-- begin ENTRIES SUPPLIED --

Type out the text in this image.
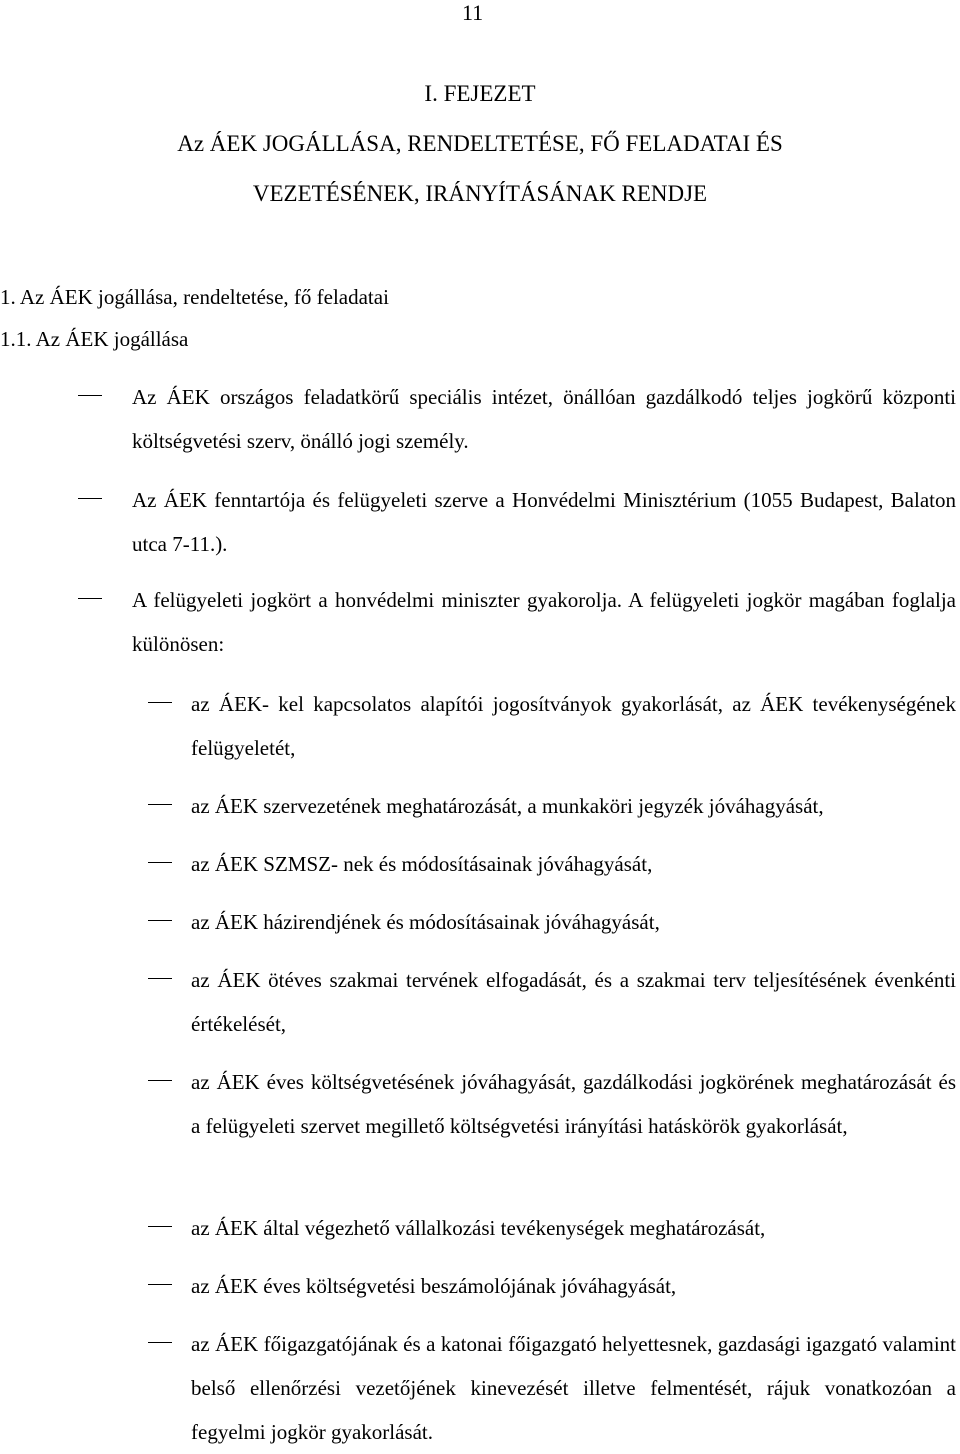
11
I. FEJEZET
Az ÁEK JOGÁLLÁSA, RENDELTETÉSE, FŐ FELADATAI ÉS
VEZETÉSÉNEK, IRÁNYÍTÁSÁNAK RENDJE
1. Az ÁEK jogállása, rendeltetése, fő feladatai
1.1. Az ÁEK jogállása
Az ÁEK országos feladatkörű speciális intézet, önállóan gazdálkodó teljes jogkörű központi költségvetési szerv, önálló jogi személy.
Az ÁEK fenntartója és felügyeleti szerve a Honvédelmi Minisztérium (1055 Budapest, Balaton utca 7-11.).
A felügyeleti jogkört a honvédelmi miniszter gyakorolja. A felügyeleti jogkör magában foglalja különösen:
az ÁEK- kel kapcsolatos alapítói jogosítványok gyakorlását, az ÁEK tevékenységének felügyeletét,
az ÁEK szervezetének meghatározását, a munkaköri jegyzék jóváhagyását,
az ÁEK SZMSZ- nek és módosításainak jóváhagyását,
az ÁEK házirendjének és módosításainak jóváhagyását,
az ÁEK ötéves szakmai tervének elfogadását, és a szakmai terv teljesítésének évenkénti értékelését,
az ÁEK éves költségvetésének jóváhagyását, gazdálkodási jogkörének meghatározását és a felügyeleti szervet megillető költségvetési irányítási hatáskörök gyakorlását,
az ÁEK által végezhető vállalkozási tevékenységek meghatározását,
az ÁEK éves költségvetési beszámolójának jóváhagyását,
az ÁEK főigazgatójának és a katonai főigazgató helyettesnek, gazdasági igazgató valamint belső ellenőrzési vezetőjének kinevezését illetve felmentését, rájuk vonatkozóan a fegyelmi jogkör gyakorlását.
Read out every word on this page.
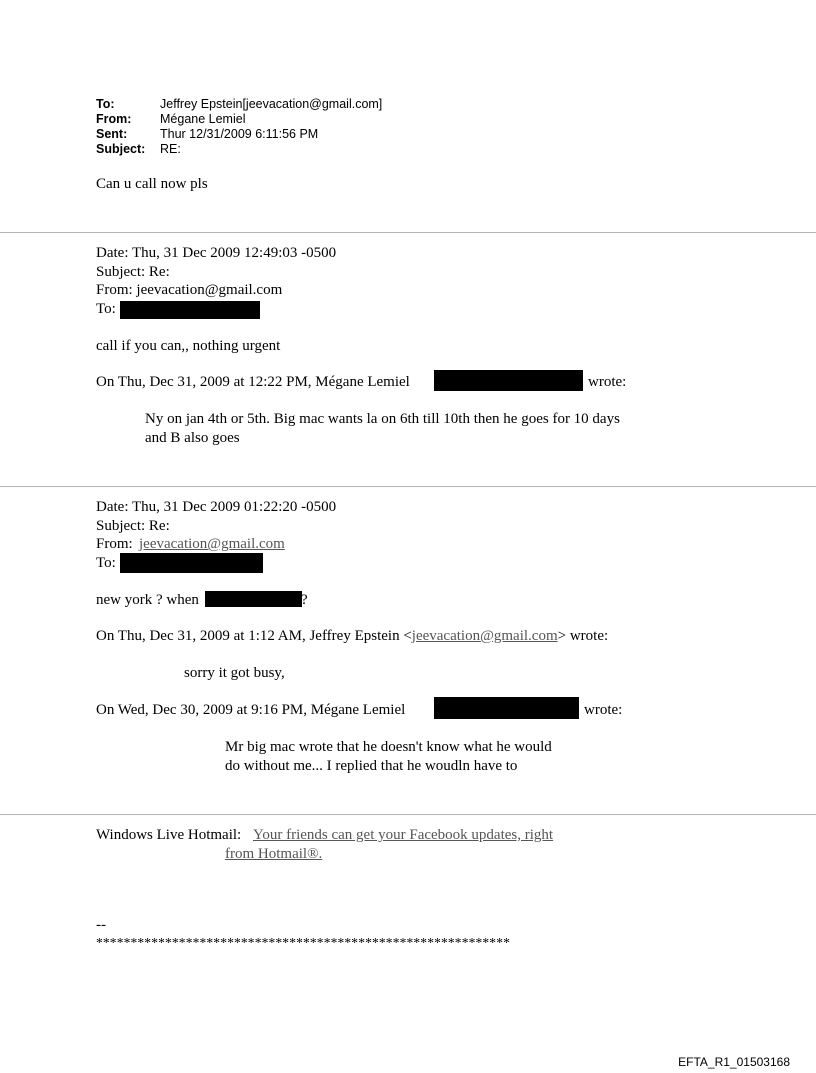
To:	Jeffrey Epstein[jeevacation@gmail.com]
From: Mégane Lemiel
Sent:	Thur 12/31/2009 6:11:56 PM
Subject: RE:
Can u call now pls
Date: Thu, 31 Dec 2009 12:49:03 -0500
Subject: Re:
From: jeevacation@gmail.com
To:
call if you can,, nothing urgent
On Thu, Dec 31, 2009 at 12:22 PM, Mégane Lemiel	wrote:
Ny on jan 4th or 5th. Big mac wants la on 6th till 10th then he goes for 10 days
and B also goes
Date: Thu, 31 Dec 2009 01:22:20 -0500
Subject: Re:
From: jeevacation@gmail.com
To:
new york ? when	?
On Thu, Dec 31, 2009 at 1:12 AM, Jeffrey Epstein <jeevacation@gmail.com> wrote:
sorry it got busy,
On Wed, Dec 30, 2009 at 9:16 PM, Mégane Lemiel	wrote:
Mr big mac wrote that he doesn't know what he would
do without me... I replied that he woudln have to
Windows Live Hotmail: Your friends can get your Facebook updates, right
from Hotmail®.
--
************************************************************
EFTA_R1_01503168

-- end ENTRIES SUPPLIED --

AIM
Pull every line holding "költségvetési" out of the records.

RESPONSE
Az ÁEK országos feladatkörű speciális intézet, önállóan gazdálkodó teljes jogkörű központi költségvetési szerv, önálló jogi személy.
az ÁEK éves költségvetésének jóváhagyását, gazdálkodási jogkörének meghatározását és a felügyeleti szervet megillető költségvetési irányítási hatáskörök gyakorlását,
az ÁEK éves költségvetési beszámolójának jóváhagyását,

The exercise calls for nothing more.